### Objective
Below is a set of records; restate each one word for word.

### The records

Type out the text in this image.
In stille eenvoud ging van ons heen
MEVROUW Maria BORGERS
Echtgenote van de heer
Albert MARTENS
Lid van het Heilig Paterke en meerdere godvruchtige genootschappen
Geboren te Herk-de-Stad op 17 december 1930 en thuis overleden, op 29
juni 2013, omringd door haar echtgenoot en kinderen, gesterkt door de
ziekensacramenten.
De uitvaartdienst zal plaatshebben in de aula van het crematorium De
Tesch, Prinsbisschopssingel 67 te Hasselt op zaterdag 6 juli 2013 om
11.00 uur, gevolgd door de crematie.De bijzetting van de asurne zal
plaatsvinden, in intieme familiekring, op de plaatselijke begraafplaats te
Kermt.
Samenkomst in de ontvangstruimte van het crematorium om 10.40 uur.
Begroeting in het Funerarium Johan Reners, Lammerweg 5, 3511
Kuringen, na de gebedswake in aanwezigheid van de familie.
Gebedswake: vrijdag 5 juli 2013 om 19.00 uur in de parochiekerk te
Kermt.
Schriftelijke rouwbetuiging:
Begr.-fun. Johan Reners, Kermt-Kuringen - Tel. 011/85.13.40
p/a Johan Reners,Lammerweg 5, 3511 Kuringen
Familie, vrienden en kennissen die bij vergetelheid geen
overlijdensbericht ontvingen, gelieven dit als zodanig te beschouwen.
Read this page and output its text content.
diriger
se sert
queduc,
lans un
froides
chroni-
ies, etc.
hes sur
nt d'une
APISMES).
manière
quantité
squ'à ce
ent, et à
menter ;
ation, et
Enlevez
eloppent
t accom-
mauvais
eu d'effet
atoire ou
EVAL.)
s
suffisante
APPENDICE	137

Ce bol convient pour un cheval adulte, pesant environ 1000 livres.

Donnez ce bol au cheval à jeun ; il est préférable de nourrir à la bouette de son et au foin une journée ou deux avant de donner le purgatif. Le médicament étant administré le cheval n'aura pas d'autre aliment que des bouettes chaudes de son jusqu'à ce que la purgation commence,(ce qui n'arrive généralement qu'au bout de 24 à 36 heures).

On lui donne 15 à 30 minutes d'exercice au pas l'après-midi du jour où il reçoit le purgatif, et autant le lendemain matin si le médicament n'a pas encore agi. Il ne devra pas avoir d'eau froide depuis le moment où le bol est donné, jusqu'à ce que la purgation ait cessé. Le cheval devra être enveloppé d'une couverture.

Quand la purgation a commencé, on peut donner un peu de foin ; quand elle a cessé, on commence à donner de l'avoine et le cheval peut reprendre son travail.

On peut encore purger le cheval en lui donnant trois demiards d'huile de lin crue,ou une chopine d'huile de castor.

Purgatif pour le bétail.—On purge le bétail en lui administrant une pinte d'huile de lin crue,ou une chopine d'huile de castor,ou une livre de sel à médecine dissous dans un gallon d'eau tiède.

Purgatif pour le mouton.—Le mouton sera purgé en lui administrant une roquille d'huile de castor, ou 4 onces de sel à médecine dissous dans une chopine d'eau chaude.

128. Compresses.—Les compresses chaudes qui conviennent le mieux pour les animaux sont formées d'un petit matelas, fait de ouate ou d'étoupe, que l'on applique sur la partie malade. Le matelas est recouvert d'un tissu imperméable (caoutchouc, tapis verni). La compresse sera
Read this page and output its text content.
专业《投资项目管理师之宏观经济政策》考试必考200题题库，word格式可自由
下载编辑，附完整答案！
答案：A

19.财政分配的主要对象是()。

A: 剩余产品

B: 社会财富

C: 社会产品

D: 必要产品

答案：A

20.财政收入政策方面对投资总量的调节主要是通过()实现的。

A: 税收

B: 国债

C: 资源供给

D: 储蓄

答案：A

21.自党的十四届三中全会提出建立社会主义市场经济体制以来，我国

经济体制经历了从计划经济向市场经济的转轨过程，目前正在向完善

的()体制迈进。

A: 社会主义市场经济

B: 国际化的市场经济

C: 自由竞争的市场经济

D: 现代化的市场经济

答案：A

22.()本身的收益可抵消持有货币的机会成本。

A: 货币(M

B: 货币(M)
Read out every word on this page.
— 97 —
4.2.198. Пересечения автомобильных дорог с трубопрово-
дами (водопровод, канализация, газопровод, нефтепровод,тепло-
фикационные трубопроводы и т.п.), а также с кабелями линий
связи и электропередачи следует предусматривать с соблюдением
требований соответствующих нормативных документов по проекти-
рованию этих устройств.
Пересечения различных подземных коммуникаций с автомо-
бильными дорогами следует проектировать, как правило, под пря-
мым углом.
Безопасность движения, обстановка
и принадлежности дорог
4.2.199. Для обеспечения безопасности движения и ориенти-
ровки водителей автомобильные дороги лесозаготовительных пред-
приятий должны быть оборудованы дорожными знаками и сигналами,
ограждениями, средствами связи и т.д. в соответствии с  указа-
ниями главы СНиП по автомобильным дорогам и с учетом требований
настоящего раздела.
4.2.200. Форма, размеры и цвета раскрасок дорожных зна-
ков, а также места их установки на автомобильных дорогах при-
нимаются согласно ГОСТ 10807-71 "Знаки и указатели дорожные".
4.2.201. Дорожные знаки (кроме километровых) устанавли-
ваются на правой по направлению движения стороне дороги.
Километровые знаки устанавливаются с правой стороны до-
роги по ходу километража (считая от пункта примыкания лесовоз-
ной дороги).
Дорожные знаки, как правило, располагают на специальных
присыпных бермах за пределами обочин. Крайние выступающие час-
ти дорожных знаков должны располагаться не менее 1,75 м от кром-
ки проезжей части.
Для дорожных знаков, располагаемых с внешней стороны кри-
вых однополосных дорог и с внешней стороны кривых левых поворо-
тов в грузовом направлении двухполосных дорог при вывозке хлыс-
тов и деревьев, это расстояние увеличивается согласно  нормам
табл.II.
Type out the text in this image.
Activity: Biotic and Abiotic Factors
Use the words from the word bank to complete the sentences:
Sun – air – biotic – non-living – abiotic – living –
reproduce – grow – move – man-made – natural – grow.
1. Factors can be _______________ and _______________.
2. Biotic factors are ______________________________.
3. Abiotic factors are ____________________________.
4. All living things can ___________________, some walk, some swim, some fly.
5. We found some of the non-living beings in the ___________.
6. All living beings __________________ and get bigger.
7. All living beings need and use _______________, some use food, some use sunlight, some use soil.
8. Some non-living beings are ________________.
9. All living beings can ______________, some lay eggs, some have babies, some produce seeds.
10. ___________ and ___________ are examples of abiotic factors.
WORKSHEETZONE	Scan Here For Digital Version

### Output of the exercise
Type out the text in this image.
In stille eenvoud ging van ons heen
MEVROUW Maria BORGERS
Echtgenote van de heer
Albert MARTENS
Lid van het Heilig Paterke en meerdere godvruchtige genootschappen
Geboren te Herk-de-Stad op 17 december 1930 en thuis overleden, op 29
juni 2013, omringd door haar echtgenoot en kinderen, gesterkt door de
ziekensacramenten.
De uitvaartdienst zal plaatshebben in de aula van het crematorium De
Tesch, Prinsbisschopssingel 67 te Hasselt op zaterdag 6 juli 2013 om
11.00 uur, gevolgd door de crematie.De bijzetting van de asurne zal
plaatsvinden, in intieme familiekring, op de plaatselijke begraafplaats te
Kermt.
Samenkomst in de ontvangstruimte van het crematorium om 10.40 uur.
Begroeting in het Funerarium Johan Reners, Lammerweg 5, 3511
Kuringen, na de gebedswake in aanwezigheid van de familie.
Gebedswake: vrijdag 5 juli 2013 om 19.00 uur in de parochiekerk te
Kermt.
Schriftelijke rouwbetuiging:
Begr.-fun. Johan Reners, Kermt-Kuringen - Tel. 011/85.13.40
p/a Johan Reners,Lammerweg 5, 3511 Kuringen
Familie, vrienden en kennissen die bij vergetelheid geen
overlijdensbericht ontvingen, gelieven dit als zodanig te beschouwen.
Read this page and output its text content.
diriger
se sert
queduc,
lans un
froides
chroni-
ies, etc.
hes sur
nt d'une
APISMES).
manière
quantité
squ'à ce
ent, et à
menter ;
ation, et
Enlevez
eloppent
t accom-
mauvais
eu d'effet
atoire ou
EVAL.)
s
suffisante
APPENDICE	137

Ce bol convient pour un cheval adulte, pesant environ 1000 livres.

Donnez ce bol au cheval à jeun ; il est préférable de nourrir à la bouette de son et au foin une journée ou deux avant de donner le purgatif. Le médicament étant administré le cheval n'aura pas d'autre aliment que des bouettes chaudes de son jusqu'à ce que la purgation commence,(ce qui n'arrive généralement qu'au bout de 24 à 36 heures).

On lui donne 15 à 30 minutes d'exercice au pas l'après-midi du jour où il reçoit le purgatif, et autant le lendemain matin si le médicament n'a pas encore agi. Il ne devra pas avoir d'eau froide depuis le moment où le bol est donné, jusqu'à ce que la purgation ait cessé. Le cheval devra être enveloppé d'une couverture.

Quand la purgation a commencé, on peut donner un peu de foin ; quand elle a cessé, on commence à donner de l'avoine et le cheval peut reprendre son travail.

On peut encore purger le cheval en lui donnant trois demiards d'huile de lin crue,ou une chopine d'huile de castor.

Purgatif pour le bétail.—On purge le bétail en lui administrant une pinte d'huile de lin crue,ou une chopine d'huile de castor,ou une livre de sel à médecine dissous dans un gallon d'eau tiède.

Purgatif pour le mouton.—Le mouton sera purgé en lui administrant une roquille d'huile de castor, ou 4 onces de sel à médecine dissous dans une chopine d'eau chaude.

128. Compresses.—Les compresses chaudes qui conviennent le mieux pour les animaux sont formées d'un petit matelas, fait de ouate ou d'étoupe, que l'on applique sur la partie malade. Le matelas est recouvert d'un tissu imperméable (caoutchouc, tapis verni). La compresse sera
Read this page and output its text content.
专业《投资项目管理师之宏观经济政策》考试必考200题题库，word格式可自由
下载编辑，附完整答案！
答案：A

19.财政分配的主要对象是()。

A: 剩余产品

B: 社会财富

C: 社会产品

D: 必要产品

答案：A

20.财政收入政策方面对投资总量的调节主要是通过()实现的。

A: 税收

B: 国债

C: 资源供给

D: 储蓄

答案：A

21.自党的十四届三中全会提出建立社会主义市场经济体制以来，我国

经济体制经历了从计划经济向市场经济的转轨过程，目前正在向完善

的()体制迈进。

A: 社会主义市场经济

B: 国际化的市场经济

C: 自由竞争的市场经济

D: 现代化的市场经济

答案：A

22.()本身的收益可抵消持有货币的机会成本。

A: 货币(M

B: 货币(M)
Read out every word on this page.
— 97 —
4.2.198. Пересечения автомобильных дорог с трубопрово-
дами (водопровод, канализация, газопровод, нефтепровод,тепло-
фикационные трубопроводы и т.п.), а также с кабелями линий
связи и электропередачи следует предусматривать с соблюдением
требований соответствующих нормативных документов по проекти-
рованию этих устройств.
Пересечения различных подземных коммуникаций с автомо-
бильными дорогами следует проектировать, как правило, под пря-
мым углом.
Безопасность движения, обстановка
и принадлежности дорог
4.2.199. Для обеспечения безопасности движения и ориенти-
ровки водителей автомобильные дороги лесозаготовительных пред-
приятий должны быть оборудованы дорожными знаками и сигналами,
ограждениями, средствами связи и т.д. в соответствии с  указа-
ниями главы СНиП по автомобильным дорогам и с учетом требований
настоящего раздела.
4.2.200. Форма, размеры и цвета раскрасок дорожных зна-
ков, а также места их установки на автомобильных дорогах при-
нимаются согласно ГОСТ 10807-71 "Знаки и указатели дорожные".
4.2.201. Дорожные знаки (кроме километровых) устанавли-
ваются на правой по направлению движения стороне дороги.
Километровые знаки устанавливаются с правой стороны до-
роги по ходу километража (считая от пункта примыкания лесовоз-
ной дороги).
Дорожные знаки, как правило, располагают на специальных
присыпных бермах за пределами обочин. Крайние выступающие час-
ти дорожных знаков должны располагаться не менее 1,75 м от кром-
ки проезжей части.
Для дорожных знаков, располагаемых с внешней стороны кри-
вых однополосных дорог и с внешней стороны кривых левых поворо-
тов в грузовом направлении двухполосных дорог при вывозке хлыс-
тов и деревьев, это расстояние увеличивается согласно  нормам
табл.II.
Type out the text in this image.
Activity: Biotic and Abiotic Factors
Use the words from the word bank to complete the sentences:
Sun – air – biotic – non-living – abiotic – living –
reproduce – grow – move – man-made – natural – grow.
1. Factors can be _______________ and _______________.
2. Biotic factors are ______________________________.
3. Abiotic factors are ____________________________.
4. All living things can ___________________, some walk, some swim, some fly.
5. We found some of the non-living beings in the ___________.
6. All living beings __________________ and get bigger.
7. All living beings need and use _______________, some use food, some use sunlight, some use soil.
8. Some non-living beings are ________________.
9. All living beings can ______________, some lay eggs, some have babies, some produce seeds.
10. ___________ and ___________ are examples of abiotic factors.
WORKSHEETZONE	Scan Here For Digital Version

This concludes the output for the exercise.